### GIVEN DATA
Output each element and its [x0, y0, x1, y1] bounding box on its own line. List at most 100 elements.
---
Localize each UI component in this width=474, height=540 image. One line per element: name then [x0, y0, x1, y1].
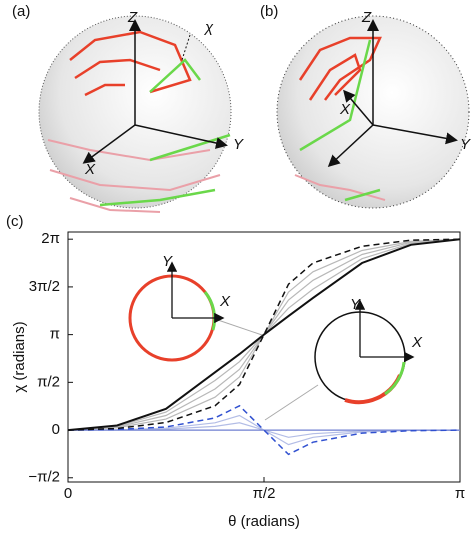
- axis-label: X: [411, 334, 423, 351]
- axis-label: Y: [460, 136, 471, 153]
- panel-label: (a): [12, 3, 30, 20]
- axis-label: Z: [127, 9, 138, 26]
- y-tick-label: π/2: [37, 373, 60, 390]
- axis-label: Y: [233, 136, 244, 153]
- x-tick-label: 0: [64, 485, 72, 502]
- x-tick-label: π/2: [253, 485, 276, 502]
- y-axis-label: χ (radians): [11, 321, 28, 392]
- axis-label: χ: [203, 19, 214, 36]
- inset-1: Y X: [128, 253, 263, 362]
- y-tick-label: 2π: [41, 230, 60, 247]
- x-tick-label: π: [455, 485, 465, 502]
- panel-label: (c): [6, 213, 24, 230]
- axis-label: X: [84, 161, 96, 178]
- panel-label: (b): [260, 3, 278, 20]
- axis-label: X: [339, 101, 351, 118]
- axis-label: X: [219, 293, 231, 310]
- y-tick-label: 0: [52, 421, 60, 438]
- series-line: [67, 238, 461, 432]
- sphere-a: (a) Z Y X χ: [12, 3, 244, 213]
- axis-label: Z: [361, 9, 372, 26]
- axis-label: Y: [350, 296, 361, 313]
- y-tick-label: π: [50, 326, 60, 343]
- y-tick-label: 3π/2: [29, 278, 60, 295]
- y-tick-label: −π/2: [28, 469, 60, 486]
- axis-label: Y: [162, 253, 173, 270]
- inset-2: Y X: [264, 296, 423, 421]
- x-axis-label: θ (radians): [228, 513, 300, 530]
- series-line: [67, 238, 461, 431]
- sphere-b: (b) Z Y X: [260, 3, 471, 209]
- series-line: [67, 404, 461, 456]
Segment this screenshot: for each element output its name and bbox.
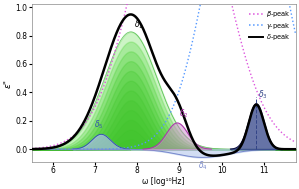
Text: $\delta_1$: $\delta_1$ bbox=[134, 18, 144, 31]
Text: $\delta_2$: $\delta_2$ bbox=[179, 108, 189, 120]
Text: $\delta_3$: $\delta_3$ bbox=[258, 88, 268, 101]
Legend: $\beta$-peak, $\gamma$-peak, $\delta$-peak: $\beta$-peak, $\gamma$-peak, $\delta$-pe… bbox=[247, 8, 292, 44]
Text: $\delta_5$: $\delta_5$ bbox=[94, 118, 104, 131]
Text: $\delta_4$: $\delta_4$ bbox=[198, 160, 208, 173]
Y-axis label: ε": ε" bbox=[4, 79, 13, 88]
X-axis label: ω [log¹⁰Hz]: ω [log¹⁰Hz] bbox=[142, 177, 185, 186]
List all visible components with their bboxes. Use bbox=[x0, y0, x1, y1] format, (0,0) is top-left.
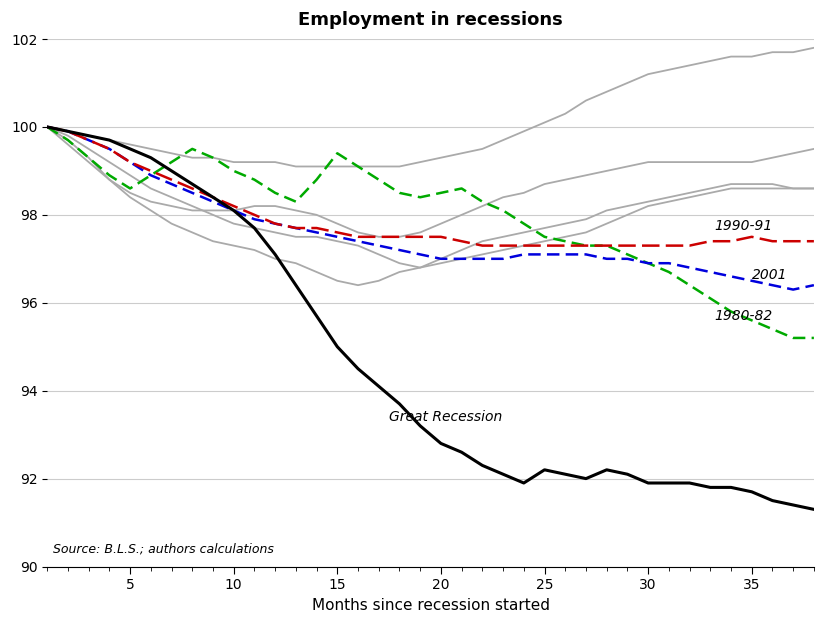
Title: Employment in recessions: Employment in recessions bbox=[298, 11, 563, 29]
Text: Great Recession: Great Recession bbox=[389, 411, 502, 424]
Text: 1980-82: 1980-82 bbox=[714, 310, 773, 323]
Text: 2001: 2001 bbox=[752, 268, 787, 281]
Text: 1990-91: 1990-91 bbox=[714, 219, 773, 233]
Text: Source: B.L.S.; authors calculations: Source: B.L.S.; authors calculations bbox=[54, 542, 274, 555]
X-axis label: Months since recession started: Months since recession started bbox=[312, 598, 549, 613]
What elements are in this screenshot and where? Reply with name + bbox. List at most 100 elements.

### TASK GOAL
Write out the records word for word, from the line that contains "Localize each UI" through the line that contains "- axis-label: χ: [203, 19, 214, 36]". Leave the pictures out.

### WRITTEN SOLUTION
Localize each UI component in this width=474, height=540 image. One line per element: name then [x0, y0, x1, y1].
- axis-label: X: [411, 334, 423, 351]
- axis-label: Y: [460, 136, 471, 153]
- panel-label: (a): [12, 3, 30, 20]
- axis-label: Z: [127, 9, 138, 26]
- y-tick-label: π/2: [37, 373, 60, 390]
- axis-label: Y: [233, 136, 244, 153]
- x-tick-label: 0: [64, 485, 72, 502]
- x-tick-label: π/2: [253, 485, 276, 502]
- y-axis-label: χ (radians): [11, 321, 28, 392]
- axis-label: χ: [203, 19, 214, 36]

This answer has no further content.